[start]
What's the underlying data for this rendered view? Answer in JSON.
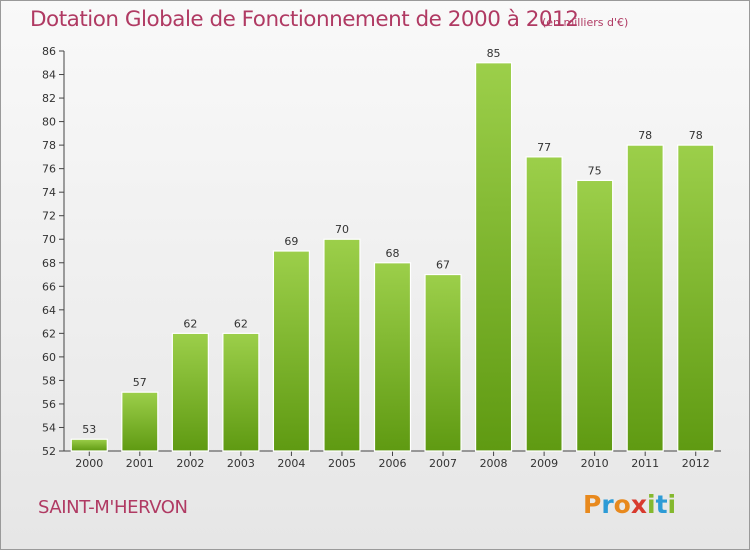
{
  "title": "Dotation Globale de Fonctionnement de 2000 à 2012",
  "unit": "(en milliers d'€)",
  "commune": "SAINT-M'HERVON",
  "logo": {
    "letters": [
      "P",
      "r",
      "o",
      "x",
      "i",
      "t",
      "i"
    ],
    "colors": [
      "#e8891d",
      "#2d9bd6",
      "#e8891d",
      "#d83a2e",
      "#84b82e",
      "#2d9bd6",
      "#84b82e"
    ]
  },
  "colors": {
    "title": "#b03a63",
    "bar_light": "#9ccf4a",
    "bar_dark": "#5f9a12"
  },
  "chart_data": {
    "type": "bar",
    "categories": [
      "2000",
      "2001",
      "2002",
      "2003",
      "2004",
      "2005",
      "2006",
      "2007",
      "2008",
      "2009",
      "2010",
      "2011",
      "2012"
    ],
    "values": [
      53,
      57,
      62,
      62,
      69,
      70,
      68,
      67,
      85,
      77,
      75,
      78,
      78
    ],
    "ylim": [
      52,
      86
    ],
    "yticks": [
      52,
      54,
      56,
      58,
      60,
      62,
      64,
      66,
      68,
      70,
      72,
      74,
      76,
      78,
      80,
      82,
      84,
      86
    ],
    "grid": false,
    "legend": "none"
  }
}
[end]
— EXERCISE REQUIREMENTS —
Nothing in the entries should change as you copy them, except that the pictures are left out.

— RIGHT ANSWER —
What's the underlying data for this rendered view? Answer in JSON.
{
  "title": "Dotation Globale de Fonctionnement de 2000 à 2012",
  "unit": "(en milliers d'€)",
  "commune": "SAINT-M'HERVON",
  "logo": {
    "letters": [
      "P",
      "r",
      "o",
      "x",
      "i",
      "t",
      "i"
    ],
    "colors": [
      "#e8891d",
      "#2d9bd6",
      "#e8891d",
      "#d83a2e",
      "#84b82e",
      "#2d9bd6",
      "#84b82e"
    ]
  },
  "colors": {
    "title": "#b03a63",
    "bar_light": "#9ccf4a",
    "bar_dark": "#5f9a12"
  },
  "chart_data": {
    "type": "bar",
    "categories": [
      "2000",
      "2001",
      "2002",
      "2003",
      "2004",
      "2005",
      "2006",
      "2007",
      "2008",
      "2009",
      "2010",
      "2011",
      "2012"
    ],
    "values": [
      53,
      57,
      62,
      62,
      69,
      70,
      68,
      67,
      85,
      77,
      75,
      78,
      78
    ],
    "ylim": [
      52,
      86
    ],
    "yticks": [
      52,
      54,
      56,
      58,
      60,
      62,
      64,
      66,
      68,
      70,
      72,
      74,
      76,
      78,
      80,
      82,
      84,
      86
    ],
    "grid": false,
    "legend": "none"
  }
}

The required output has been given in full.